[Begin]
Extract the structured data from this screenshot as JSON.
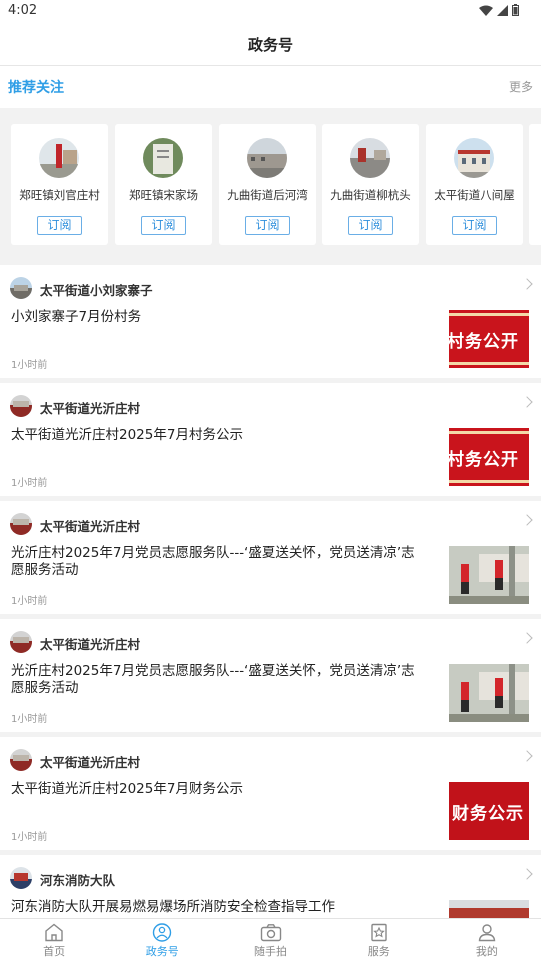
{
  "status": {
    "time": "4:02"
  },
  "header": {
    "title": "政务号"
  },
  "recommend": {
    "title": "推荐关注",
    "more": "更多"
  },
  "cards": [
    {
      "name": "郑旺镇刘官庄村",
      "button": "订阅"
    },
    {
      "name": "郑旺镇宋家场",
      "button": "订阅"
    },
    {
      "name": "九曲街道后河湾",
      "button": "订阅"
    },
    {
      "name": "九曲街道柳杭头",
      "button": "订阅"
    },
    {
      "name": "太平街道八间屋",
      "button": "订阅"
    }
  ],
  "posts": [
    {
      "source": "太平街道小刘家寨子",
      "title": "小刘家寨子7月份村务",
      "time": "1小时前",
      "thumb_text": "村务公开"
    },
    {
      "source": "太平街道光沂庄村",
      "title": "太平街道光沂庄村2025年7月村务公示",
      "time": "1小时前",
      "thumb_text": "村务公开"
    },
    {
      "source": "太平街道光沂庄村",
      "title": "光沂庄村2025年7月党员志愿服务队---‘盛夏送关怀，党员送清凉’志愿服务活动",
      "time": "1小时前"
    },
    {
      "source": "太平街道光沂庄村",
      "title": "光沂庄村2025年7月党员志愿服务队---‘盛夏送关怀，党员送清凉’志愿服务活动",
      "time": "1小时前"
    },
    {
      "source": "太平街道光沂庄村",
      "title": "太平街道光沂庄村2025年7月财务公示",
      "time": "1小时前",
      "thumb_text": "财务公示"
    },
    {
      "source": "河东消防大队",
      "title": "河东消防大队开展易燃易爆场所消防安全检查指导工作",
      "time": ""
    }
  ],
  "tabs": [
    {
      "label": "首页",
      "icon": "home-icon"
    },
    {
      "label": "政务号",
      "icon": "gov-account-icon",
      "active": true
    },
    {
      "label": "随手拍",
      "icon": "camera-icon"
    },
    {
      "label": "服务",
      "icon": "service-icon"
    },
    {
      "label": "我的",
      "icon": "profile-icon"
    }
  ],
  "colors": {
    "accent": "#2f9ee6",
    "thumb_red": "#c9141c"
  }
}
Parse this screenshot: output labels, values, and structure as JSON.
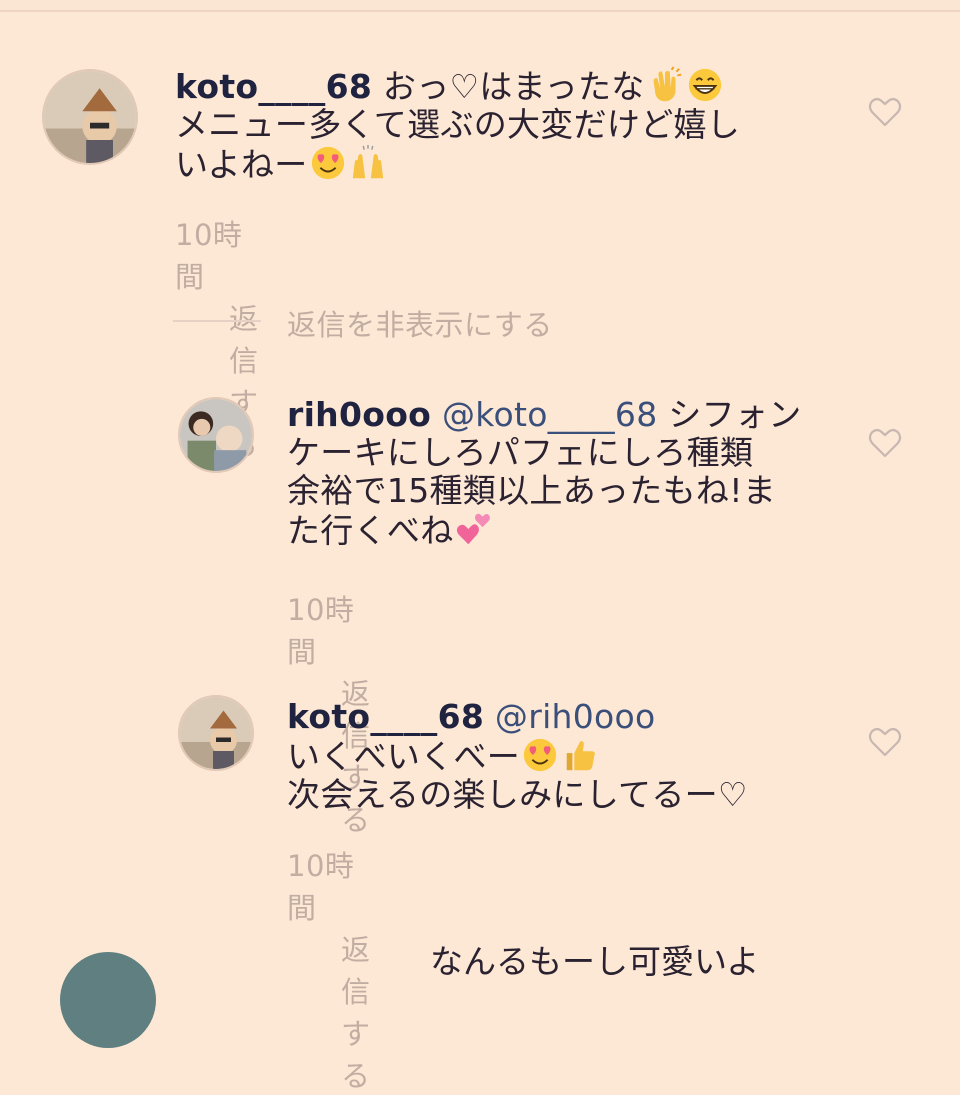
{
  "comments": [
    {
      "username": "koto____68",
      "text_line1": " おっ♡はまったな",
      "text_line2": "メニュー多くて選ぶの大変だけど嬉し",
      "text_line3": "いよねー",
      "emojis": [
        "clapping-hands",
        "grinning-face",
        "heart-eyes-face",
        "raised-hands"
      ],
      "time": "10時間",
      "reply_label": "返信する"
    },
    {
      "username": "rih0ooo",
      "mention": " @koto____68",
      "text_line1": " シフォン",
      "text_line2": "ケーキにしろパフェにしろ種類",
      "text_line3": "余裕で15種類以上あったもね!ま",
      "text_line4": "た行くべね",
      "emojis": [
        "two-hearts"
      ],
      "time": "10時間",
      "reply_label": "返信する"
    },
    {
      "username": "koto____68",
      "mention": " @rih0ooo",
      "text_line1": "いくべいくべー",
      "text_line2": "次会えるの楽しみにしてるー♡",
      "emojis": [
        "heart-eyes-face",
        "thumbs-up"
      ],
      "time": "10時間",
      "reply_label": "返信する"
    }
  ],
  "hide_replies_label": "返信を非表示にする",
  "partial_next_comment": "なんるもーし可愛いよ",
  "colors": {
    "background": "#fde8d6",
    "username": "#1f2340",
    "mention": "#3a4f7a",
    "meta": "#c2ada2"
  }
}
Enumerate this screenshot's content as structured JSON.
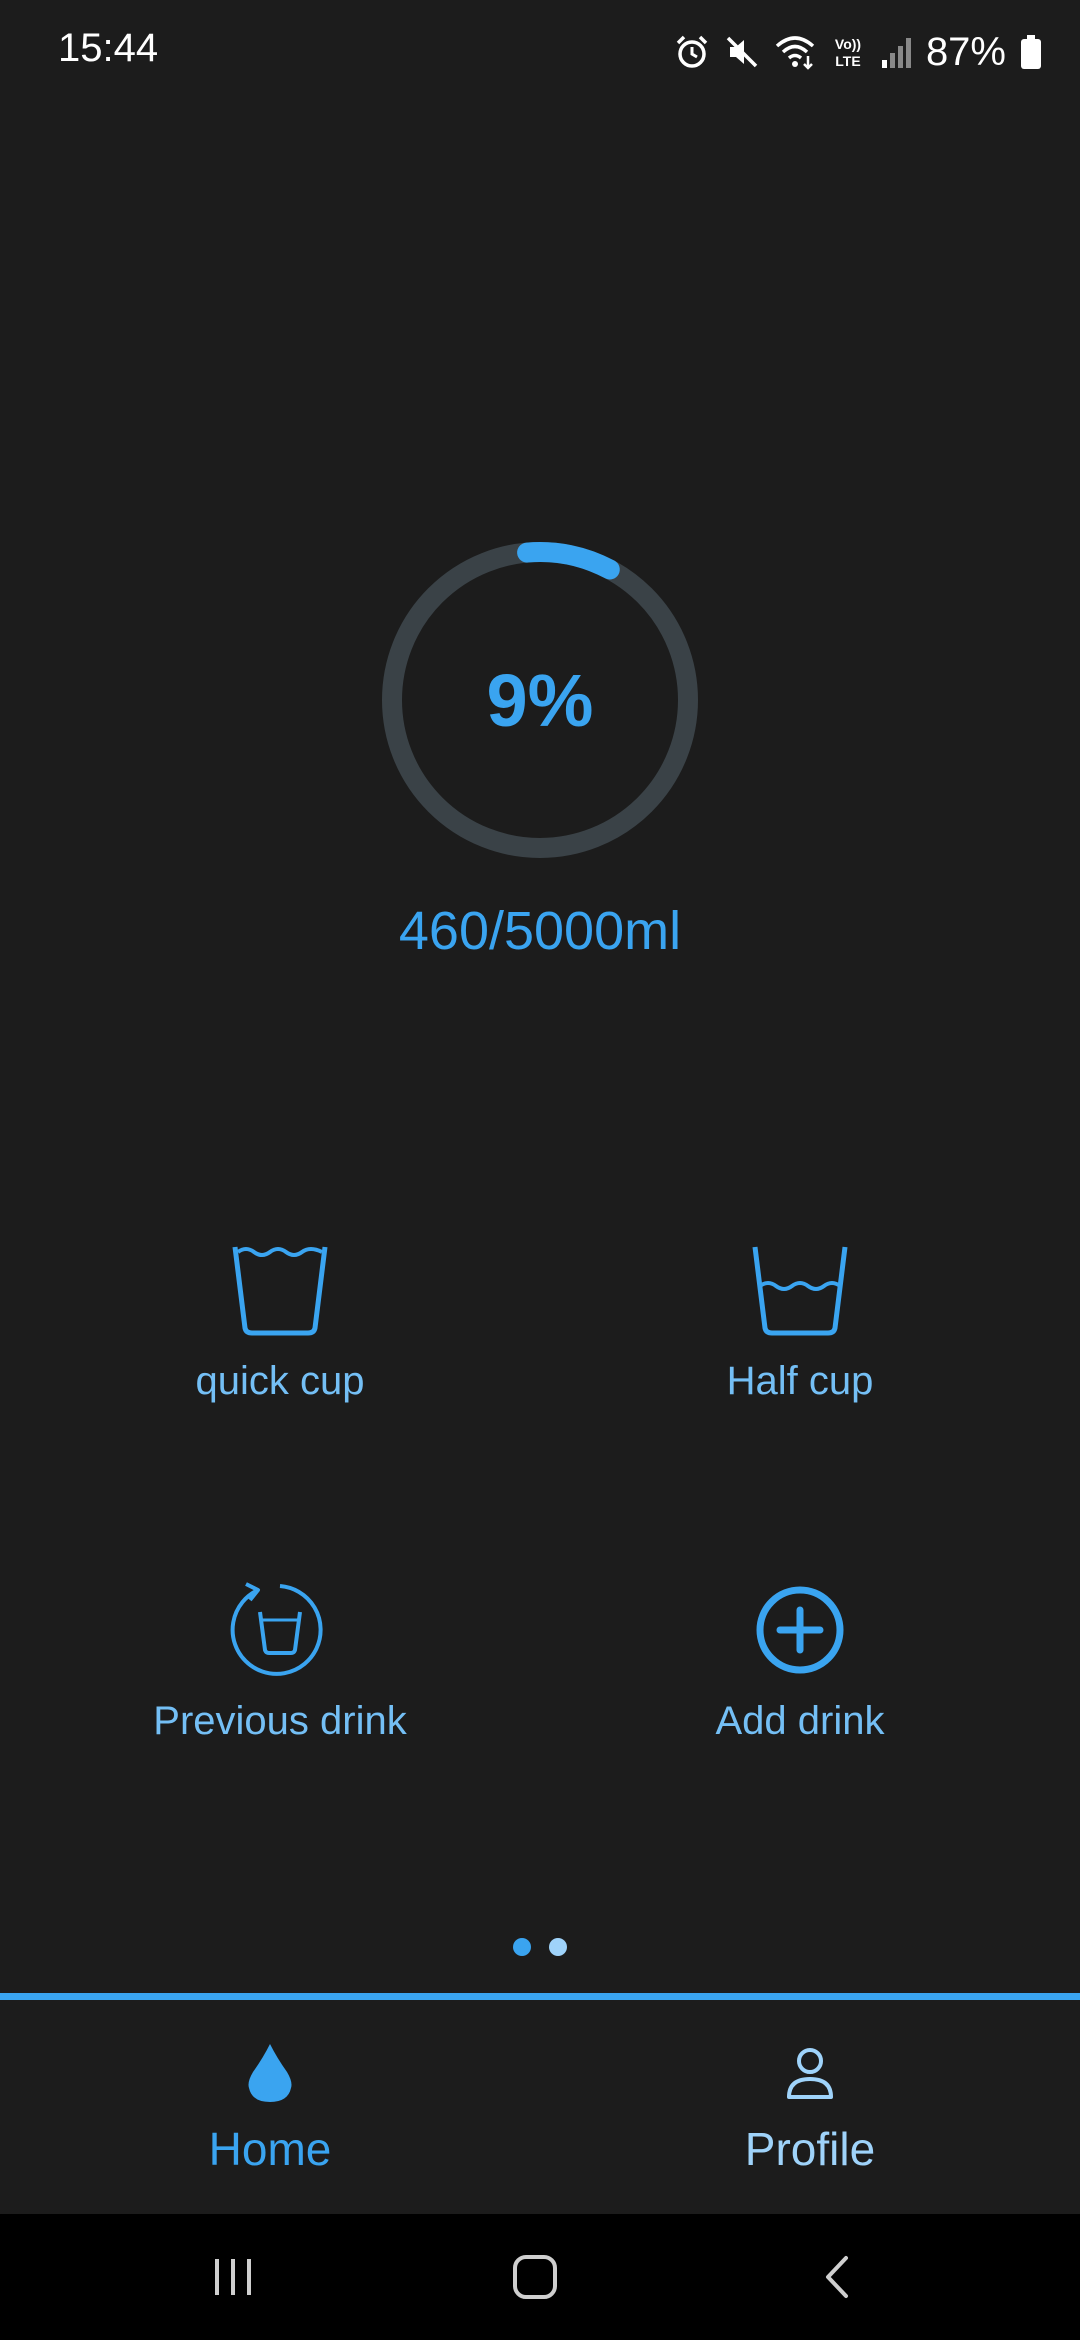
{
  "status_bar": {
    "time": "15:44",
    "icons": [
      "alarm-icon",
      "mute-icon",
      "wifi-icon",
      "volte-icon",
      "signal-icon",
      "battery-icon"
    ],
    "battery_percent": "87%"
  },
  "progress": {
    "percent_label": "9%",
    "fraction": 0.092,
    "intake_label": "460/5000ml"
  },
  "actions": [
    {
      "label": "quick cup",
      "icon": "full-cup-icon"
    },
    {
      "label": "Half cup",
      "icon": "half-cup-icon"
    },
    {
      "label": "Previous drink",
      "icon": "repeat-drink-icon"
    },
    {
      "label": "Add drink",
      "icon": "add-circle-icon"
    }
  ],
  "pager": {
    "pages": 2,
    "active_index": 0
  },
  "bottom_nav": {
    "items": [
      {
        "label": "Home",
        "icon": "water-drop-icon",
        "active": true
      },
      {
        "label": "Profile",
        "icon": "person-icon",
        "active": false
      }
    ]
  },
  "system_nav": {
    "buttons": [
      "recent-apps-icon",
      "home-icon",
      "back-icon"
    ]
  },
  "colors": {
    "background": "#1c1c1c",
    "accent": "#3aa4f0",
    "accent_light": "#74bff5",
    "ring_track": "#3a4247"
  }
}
[End]
WHAT YOU HAVE TO DO:
Show all lines from the records above where the word "JSON" occurs.

SOLUTION TO THE PROBLEM:
Extract the structured data from this screenshot as JSON.
Parse this screenshot: output labels, values, and structure as JSON.
Enumerate this screenshot's content as structured JSON.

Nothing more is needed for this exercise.